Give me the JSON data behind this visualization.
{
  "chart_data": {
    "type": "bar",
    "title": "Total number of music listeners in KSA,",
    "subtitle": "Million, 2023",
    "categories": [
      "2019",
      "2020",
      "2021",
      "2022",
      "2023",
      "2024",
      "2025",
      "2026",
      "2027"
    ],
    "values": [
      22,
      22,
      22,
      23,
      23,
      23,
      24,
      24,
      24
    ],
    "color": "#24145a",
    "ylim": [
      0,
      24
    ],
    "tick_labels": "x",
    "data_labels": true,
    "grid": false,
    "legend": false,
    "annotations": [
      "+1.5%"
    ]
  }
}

What you have to do: Restate every line of the data word for word.

Solution for this problem:
Give me the JSON data behind this visualization.
{
  "chart_data": {
    "type": "bar",
    "title": "Total number of music listeners in KSA,",
    "subtitle": "Million, 2023",
    "categories": [
      "2019",
      "2020",
      "2021",
      "2022",
      "2023",
      "2024",
      "2025",
      "2026",
      "2027"
    ],
    "values": [
      22,
      22,
      22,
      23,
      23,
      23,
      24,
      24,
      24
    ],
    "color": "#24145a",
    "ylim": [
      0,
      24
    ],
    "tick_labels": "x",
    "data_labels": true,
    "grid": false,
    "legend": false,
    "annotations": [
      "+1.5%"
    ]
  }
}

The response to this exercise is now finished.